Begin DATA SHOWN

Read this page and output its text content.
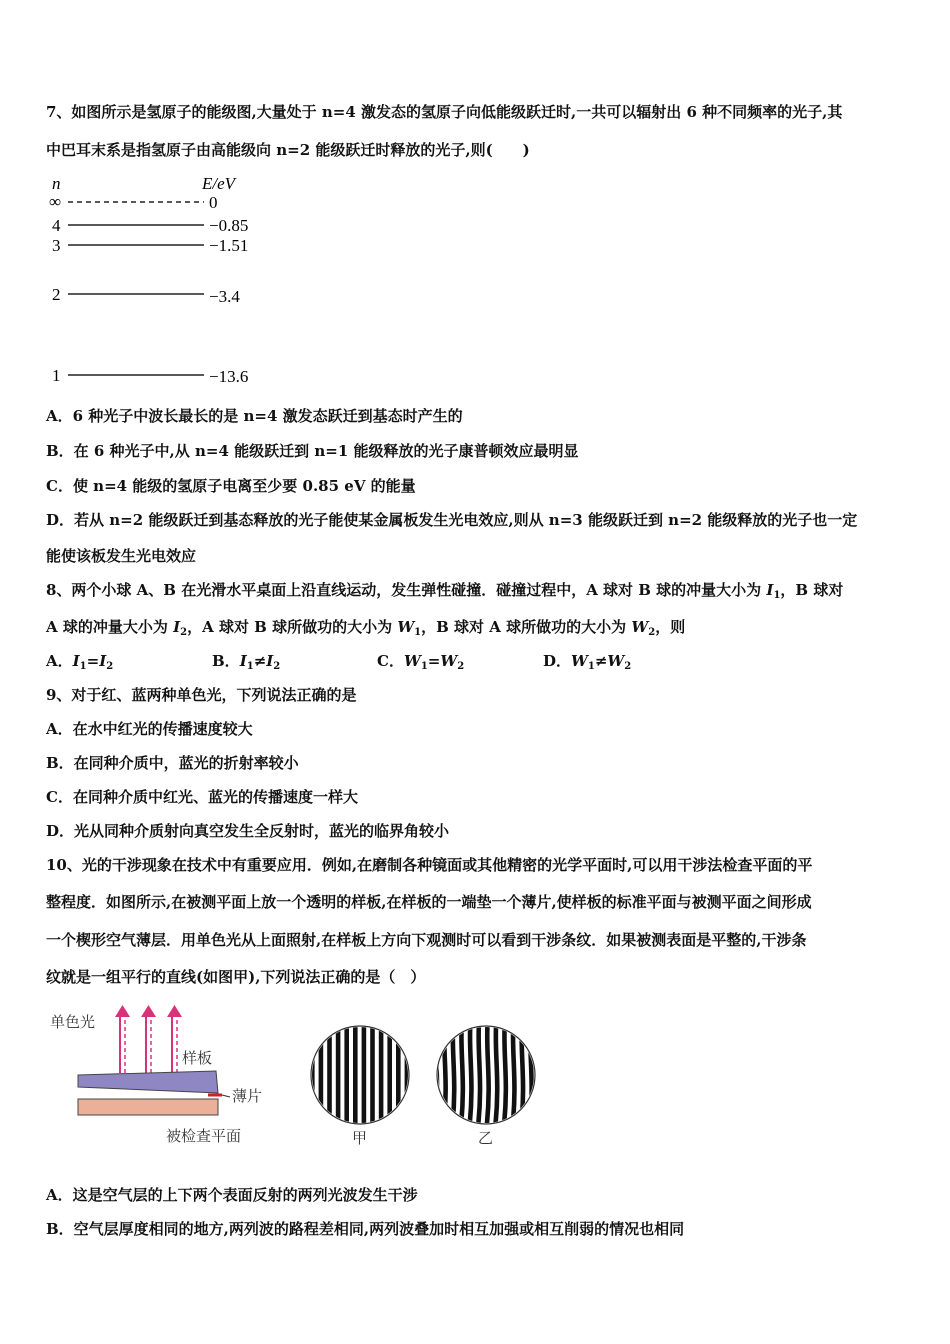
7、如图所示是氢原子的能级图,大量处于 n=4 激发态的氢原子向低能级跃迁时,一共可以辐射出 6 种不同频率的光子,其
中巴耳末系是指氢原子由高能级向 n=2 能级跃迁时释放的光子,则(　　)
n	E/eV
∞	0
4	−0.85
3	−1.51
2	−3.4
1	−13.6
A．6 种光子中波长最长的是 n=4 激发态跃迁到基态时产生的
B．在 6 种光子中,从 n=4 能级跃迁到 n=1 能级释放的光子康普顿效应最明显
C．使 n=4 能级的氢原子电离至少要 0.85 eV 的能量
D．若从 n=2 能级跃迁到基态释放的光子能使某金属板发生光电效应,则从 n=3 能级跃迁到 n=2 能级释放的光子也一定
能使该板发生光电效应
8、两个小球 A、B 在光滑水平桌面上沿直线运动，发生弹性碰撞．碰撞过程中，A 球对 B 球的冲量大小为 $I_1$，B 球对
A 球的冲量大小为 $I_2$，A 球对 B 球所做功的大小为 $W_1$，B 球对 A 球所做功的大小为 $W_2$，则
A．$I_1=I_2$	B．$I_1\ne I_2$	C．$W_1=W_2$	D．$W_1\ne W_2$
9、对于红、蓝两种单色光，下列说法正确的是
A．在水中红光的传播速度较大
B．在同种介质中，蓝光的折射率较小
C．在同种介质中红光、蓝光的传播速度一样大
D．光从同种介质射向真空发生全反射时，蓝光的临界角较小
10、光的干涉现象在技术中有重要应用．例如,在磨制各种镜面或其他精密的光学平面时,可以用干涉法检查平面的平
整程度．如图所示,在被测平面上放一个透明的样板,在样板的一端垫一个薄片,使样板的标准平面与被测平面之间形成
一个楔形空气薄层．用单色光从上面照射,在样板上方向下观测时可以看到干涉条纹．如果被测表面是平整的,干涉条
纹就是一组平行的直线(如图甲),下列说法正确的是（　）
单色光
样板
薄片
被检查平面	甲	乙
A．这是空气层的上下两个表面反射的两列光波发生干涉
B．空气层厚度相同的地方,两列波的路程差相同,两列波叠加时相互加强或相互削弱的情况也相同
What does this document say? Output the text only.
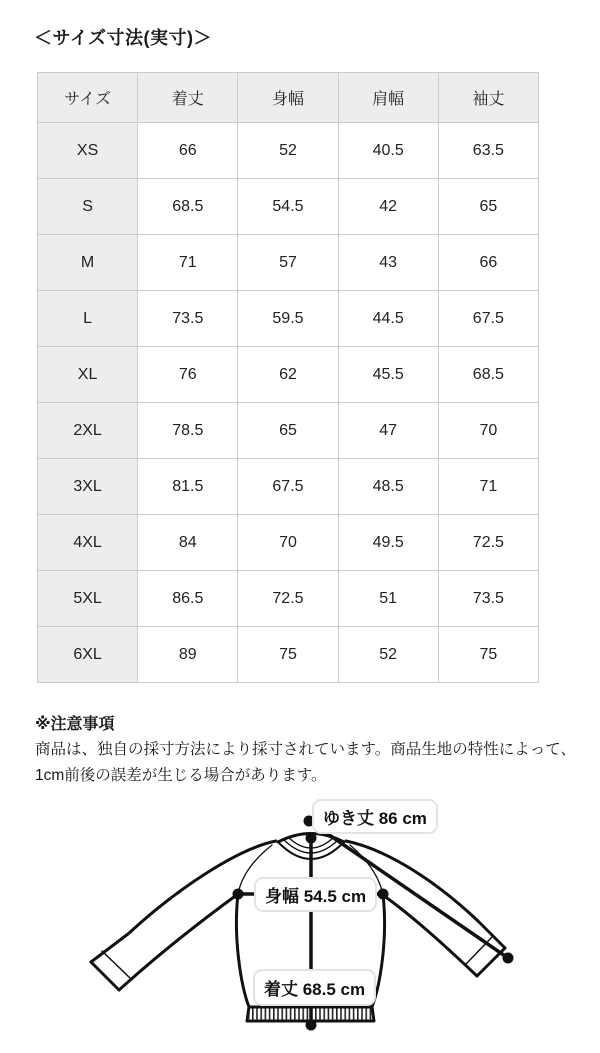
＜サイズ寸法(実寸)＞
サイズ	着丈	身幅	肩幅	袖丈
XS	66	52	40.5	63.5
S	68.5	54.5	42	65
M	71	57	43	66
L	73.5	59.5	44.5	67.5
XL	76	62	45.5	68.5
2XL	78.5	65	47	70
3XL	81.5	67.5	48.5	71
4XL	84	70	49.5	72.5
5XL	86.5	72.5	51	73.5
6XL	89	75	52	75
※注意事項
商品は、独自の採寸方法により採寸されています。商品生地の特性によって、1cm前後の誤差が生じる場合があります。
ゆき丈 86 cm
身幅 54.5 cm
着丈 68.5 cm
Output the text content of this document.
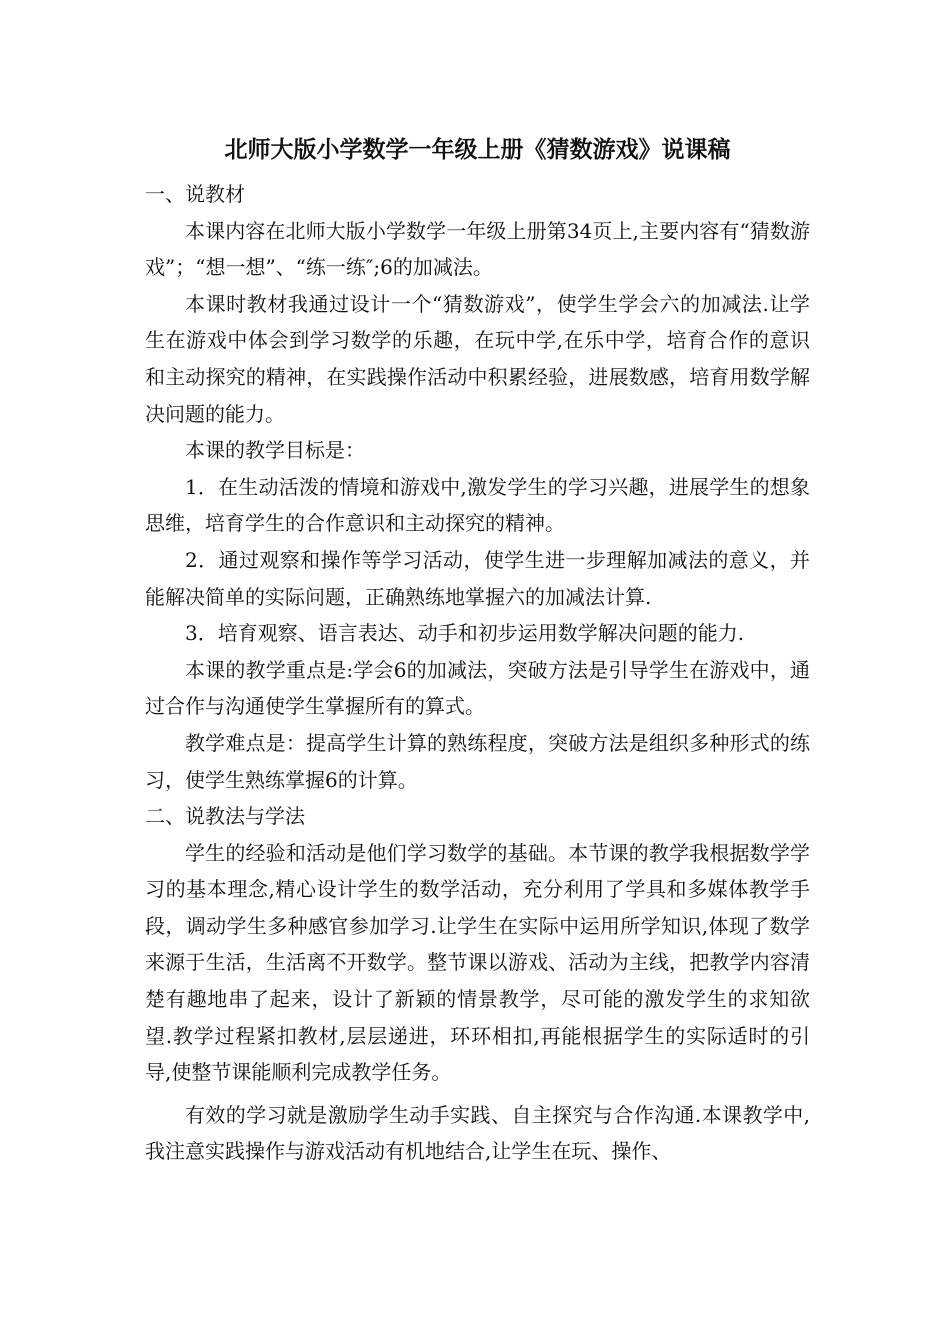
北师大版小学数学一年级上册《猜数游戏》说课稿

一、说教材

本课内容在北师大版小学数学一年级上册第34页上,主要内容有“猜数游戏”；“想一想”、“练一练″;6的加减法。

本课时教材我通过设计一个“猜数游戏”，使学生学会六的加减法.让学生在游戏中体会到学习数学的乐趣，在玩中学,在乐中学，培育合作的意识和主动探究的精神，在实践操作活动中积累经验，进展数感，培育用数学解决问题的能力。

本课的教学目标是：

1．在生动活泼的情境和游戏中,激发学生的学习兴趣，进展学生的想象思维，培育学生的合作意识和主动探究的精神。

2．通过观察和操作等学习活动，使学生进一步理解加减法的意义，并能解决简单的实际问题，正确熟练地掌握六的加减法计算.

3．培育观察、语言表达、动手和初步运用数学解决问题的能力.

本课的教学重点是:学会6的加减法，突破方法是引导学生在游戏中，通过合作与沟通使学生掌握所有的算式。

教学难点是：提高学生计算的熟练程度，突破方法是组织多种形式的练习，使学生熟练掌握6的计算。

二、说教法与学法

学生的经验和活动是他们学习数学的基础。本节课的教学我根据数学学习的基本理念,精心设计学生的数学活动，充分利用了学具和多媒体教学手段，调动学生多种感官参加学习.让学生在实际中运用所学知识,体现了数学来源于生活，生活离不开数学。整节课以游戏、活动为主线，把教学内容清楚有趣地串了起来，设计了新颖的情景教学，尽可能的激发学生的求知欲望.教学过程紧扣教材,层层递进，环环相扣,再能根据学生的实际适时的引导,使整节课能顺利完成教学任务。

有效的学习就是激励学生动手实践、自主探究与合作沟通.本课教学中,我注意实践操作与游戏活动有机地结合,让学生在玩、操作、
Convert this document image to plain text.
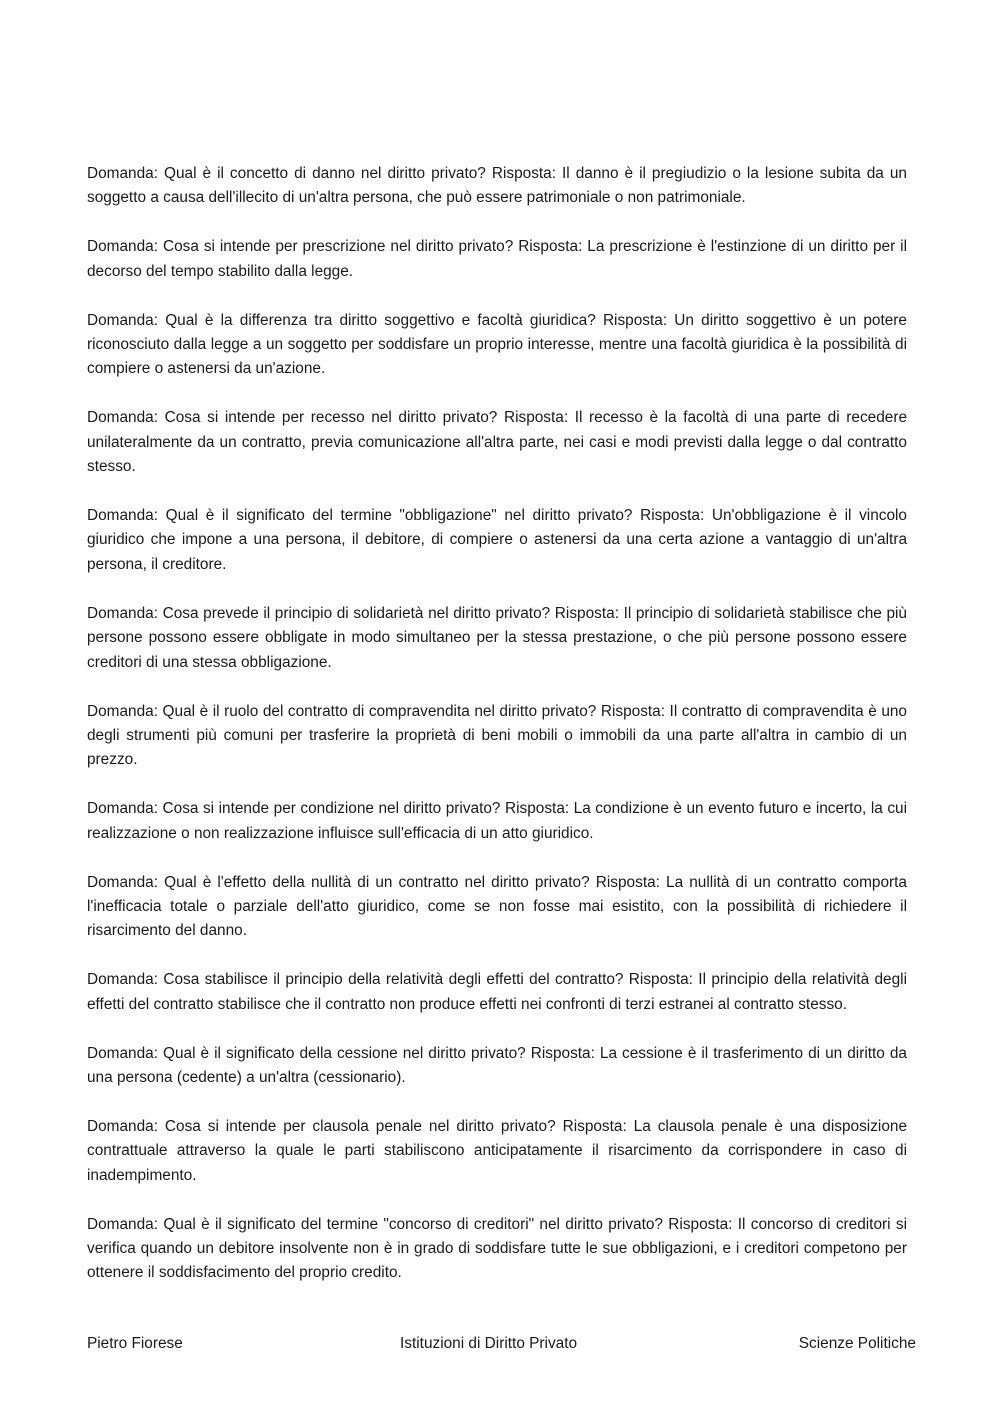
Domanda: Qual è il concetto di danno nel diritto privato? Risposta: Il danno è il pregiudizio o la lesione subita da un soggetto a causa dell'illecito di un'altra persona, che può essere patrimoniale o non patrimoniale.

Domanda: Cosa si intende per prescrizione nel diritto privato? Risposta: La prescrizione è l'estinzione di un diritto per il decorso del tempo stabilito dalla legge.

Domanda: Qual è la differenza tra diritto soggettivo e facoltà giuridica? Risposta: Un diritto soggettivo è un potere riconosciuto dalla legge a un soggetto per soddisfare un proprio interesse, mentre una facoltà giuridica è la possibilità di compiere o astenersi da un'azione.

Domanda: Cosa si intende per recesso nel diritto privato? Risposta: Il recesso è la facoltà di una parte di recedere unilateralmente da un contratto, previa comunicazione all'altra parte, nei casi e modi previsti dalla legge o dal contratto stesso.

Domanda: Qual è il significato del termine "obbligazione" nel diritto privato? Risposta: Un'obbligazione è il vincolo giuridico che impone a una persona, il debitore, di compiere o astenersi da una certa azione a vantaggio di un'altra persona, il creditore.

Domanda: Cosa prevede il principio di solidarietà nel diritto privato? Risposta: Il principio di solidarietà stabilisce che più persone possono essere obbligate in modo simultaneo per la stessa prestazione, o che più persone possono essere creditori di una stessa obbligazione.

Domanda: Qual è il ruolo del contratto di compravendita nel diritto privato? Risposta: Il contratto di compravendita è uno degli strumenti più comuni per trasferire la proprietà di beni mobili o immobili da una parte all'altra in cambio di un prezzo.

Domanda: Cosa si intende per condizione nel diritto privato? Risposta: La condizione è un evento futuro e incerto, la cui realizzazione o non realizzazione influisce sull'efficacia di un atto giuridico.

Domanda: Qual è l'effetto della nullità di un contratto nel diritto privato? Risposta: La nullità di un contratto comporta l'inefficacia totale o parziale dell'atto giuridico, come se non fosse mai esistito, con la possibilità di richiedere il risarcimento del danno.

Domanda: Cosa stabilisce il principio della relatività degli effetti del contratto? Risposta: Il principio della relatività degli effetti del contratto stabilisce che il contratto non produce effetti nei confronti di terzi estranei al contratto stesso.

Domanda: Qual è il significato della cessione nel diritto privato? Risposta: La cessione è il trasferimento di un diritto da una persona (cedente) a un'altra (cessionario).

Domanda: Cosa si intende per clausola penale nel diritto privato? Risposta: La clausola penale è una disposizione contrattuale attraverso la quale le parti stabiliscono anticipatamente il risarcimento da corrispondere in caso di inadempimento.

Domanda: Qual è il significato del termine "concorso di creditori" nel diritto privato? Risposta: Il concorso di creditori si verifica quando un debitore insolvente non è in grado di soddisfare tutte le sue obbligazioni, e i creditori competono per ottenere il soddisfacimento del proprio credito.

Pietro Fiorese	Istituzioni di Diritto Privato	Scienze Politiche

End DATA SHOWN

*TASK DETAILS*
Quote the records in their entirety, keeping the wording exact and excluding pictures.

*TASK OUTPUT*
Read this page and output its text content.
7、如图所示是氢原子的能级图,大量处于 n=4 激发态的氢原子向低能级跃迁时,一共可以辐射出 6 种不同频率的光子,其
中巴耳末系是指氢原子由高能级向 n=2 能级跃迁时释放的光子,则(　　)
n	E/eV
∞	0
4	−0.85
3	−1.51
2	−3.4
1	−13.6
A．6 种光子中波长最长的是 n=4 激发态跃迁到基态时产生的
B．在 6 种光子中,从 n=4 能级跃迁到 n=1 能级释放的光子康普顿效应最明显
C．使 n=4 能级的氢原子电离至少要 0.85 eV 的能量
D．若从 n=2 能级跃迁到基态释放的光子能使某金属板发生光电效应,则从 n=3 能级跃迁到 n=2 能级释放的光子也一定
能使该板发生光电效应
8、两个小球 A、B 在光滑水平桌面上沿直线运动，发生弹性碰撞．碰撞过程中，A 球对 B 球的冲量大小为 $I_1$，B 球对
A 球的冲量大小为 $I_2$，A 球对 B 球所做功的大小为 $W_1$，B 球对 A 球所做功的大小为 $W_2$，则
A．$I_1=I_2$	B．$I_1\ne I_2$	C．$W_1=W_2$	D．$W_1\ne W_2$
9、对于红、蓝两种单色光，下列说法正确的是
A．在水中红光的传播速度较大
B．在同种介质中，蓝光的折射率较小
C．在同种介质中红光、蓝光的传播速度一样大
D．光从同种介质射向真空发生全反射时，蓝光的临界角较小
10、光的干涉现象在技术中有重要应用．例如,在磨制各种镜面或其他精密的光学平面时,可以用干涉法检查平面的平
整程度．如图所示,在被测平面上放一个透明的样板,在样板的一端垫一个薄片,使样板的标准平面与被测平面之间形成
一个楔形空气薄层．用单色光从上面照射,在样板上方向下观测时可以看到干涉条纹．如果被测表面是平整的,干涉条
纹就是一组平行的直线(如图甲),下列说法正确的是（　）
单色光
样板
薄片
被检查平面	甲	乙
A．这是空气层的上下两个表面反射的两列光波发生干涉
B．空气层厚度相同的地方,两列波的路程差相同,两列波叠加时相互加强或相互削弱的情况也相同
What does this document say? Output the text only.
＜サイズ寸法(実寸)＞
サイズ	着丈	身幅	肩幅	袖丈
XS	66	52	40.5	63.5
S	68.5	54.5	42	65
M	71	57	43	66
L	73.5	59.5	44.5	67.5
XL	76	62	45.5	68.5
2XL	78.5	65	47	70
3XL	81.5	67.5	48.5	71
4XL	84	70	49.5	72.5
5XL	86.5	72.5	51	73.5
6XL	89	75	52	75
※注意事項
商品は、独自の採寸方法により採寸されています。商品生地の特性によって、1cm前後の誤差が生じる場合があります。
ゆき丈 86 cm
身幅 54.5 cm
着丈 68.5 cm
Output the text content of this document.
北师大版小学数学一年级上册《猜数游戏》说课稿

一、说教材

本课内容在北师大版小学数学一年级上册第34页上,主要内容有“猜数游戏”；“想一想”、“练一练″;6的加减法。

本课时教材我通过设计一个“猜数游戏”，使学生学会六的加减法.让学生在游戏中体会到学习数学的乐趣，在玩中学,在乐中学，培育合作的意识和主动探究的精神，在实践操作活动中积累经验，进展数感，培育用数学解决问题的能力。

本课的教学目标是：

1．在生动活泼的情境和游戏中,激发学生的学习兴趣，进展学生的想象思维，培育学生的合作意识和主动探究的精神。

2．通过观察和操作等学习活动，使学生进一步理解加减法的意义，并能解决简单的实际问题，正确熟练地掌握六的加减法计算.

3．培育观察、语言表达、动手和初步运用数学解决问题的能力.

本课的教学重点是:学会6的加减法，突破方法是引导学生在游戏中，通过合作与沟通使学生掌握所有的算式。

教学难点是：提高学生计算的熟练程度，突破方法是组织多种形式的练习，使学生熟练掌握6的计算。

二、说教法与学法

学生的经验和活动是他们学习数学的基础。本节课的教学我根据数学学习的基本理念,精心设计学生的数学活动，充分利用了学具和多媒体教学手段，调动学生多种感官参加学习.让学生在实际中运用所学知识,体现了数学来源于生活，生活离不开数学。整节课以游戏、活动为主线，把教学内容清楚有趣地串了起来，设计了新颖的情景教学，尽可能的激发学生的求知欲望.教学过程紧扣教材,层层递进，环环相扣,再能根据学生的实际适时的引导,使整节课能顺利完成教学任务。

有效的学习就是激励学生动手实践、自主探究与合作沟通.本课教学中,我注意实践操作与游戏活动有机地结合,让学生在玩、操作、
Convert this document image to plain text.
Domanda: Qual è il concetto di danno nel diritto privato? Risposta: Il danno è il pregiudizio o la lesione subita da un soggetto a causa dell'illecito di un'altra persona, che può essere patrimoniale o non patrimoniale.

Domanda: Cosa si intende per prescrizione nel diritto privato? Risposta: La prescrizione è l'estinzione di un diritto per il decorso del tempo stabilito dalla legge.

Domanda: Qual è la differenza tra diritto soggettivo e facoltà giuridica? Risposta: Un diritto soggettivo è un potere riconosciuto dalla legge a un soggetto per soddisfare un proprio interesse, mentre una facoltà giuridica è la possibilità di compiere o astenersi da un'azione.

Domanda: Cosa si intende per recesso nel diritto privato? Risposta: Il recesso è la facoltà di una parte di recedere unilateralmente da un contratto, previa comunicazione all'altra parte, nei casi e modi previsti dalla legge o dal contratto stesso.

Domanda: Qual è il significato del termine "obbligazione" nel diritto privato? Risposta: Un'obbligazione è il vincolo giuridico che impone a una persona, il debitore, di compiere o astenersi da una certa azione a vantaggio di un'altra persona, il creditore.

Domanda: Cosa prevede il principio di solidarietà nel diritto privato? Risposta: Il principio di solidarietà stabilisce che più persone possono essere obbligate in modo simultaneo per la stessa prestazione, o che più persone possono essere creditori di una stessa obbligazione.

Domanda: Qual è il ruolo del contratto di compravendita nel diritto privato? Risposta: Il contratto di compravendita è uno degli strumenti più comuni per trasferire la proprietà di beni mobili o immobili da una parte all'altra in cambio di un prezzo.

Domanda: Cosa si intende per condizione nel diritto privato? Risposta: La condizione è un evento futuro e incerto, la cui realizzazione o non realizzazione influisce sull'efficacia di un atto giuridico.

Domanda: Qual è l'effetto della nullità di un contratto nel diritto privato? Risposta: La nullità di un contratto comporta l'inefficacia totale o parziale dell'atto giuridico, come se non fosse mai esistito, con la possibilità di richiedere il risarcimento del danno.

Domanda: Cosa stabilisce il principio della relatività degli effetti del contratto? Risposta: Il principio della relatività degli effetti del contratto stabilisce che il contratto non produce effetti nei confronti di terzi estranei al contratto stesso.

Domanda: Qual è il significato della cessione nel diritto privato? Risposta: La cessione è il trasferimento di un diritto da una persona (cedente) a un'altra (cessionario).

Domanda: Cosa si intende per clausola penale nel diritto privato? Risposta: La clausola penale è una disposizione contrattuale attraverso la quale le parti stabiliscono anticipatamente il risarcimento da corrispondere in caso di inadempimento.

Domanda: Qual è il significato del termine "concorso di creditori" nel diritto privato? Risposta: Il concorso di creditori si verifica quando un debitore insolvente non è in grado di soddisfare tutte le sue obbligazioni, e i creditori competono per ottenere il soddisfacimento del proprio credito.

Pietro Fiorese	Istituzioni di Diritto Privato	Scienze Politiche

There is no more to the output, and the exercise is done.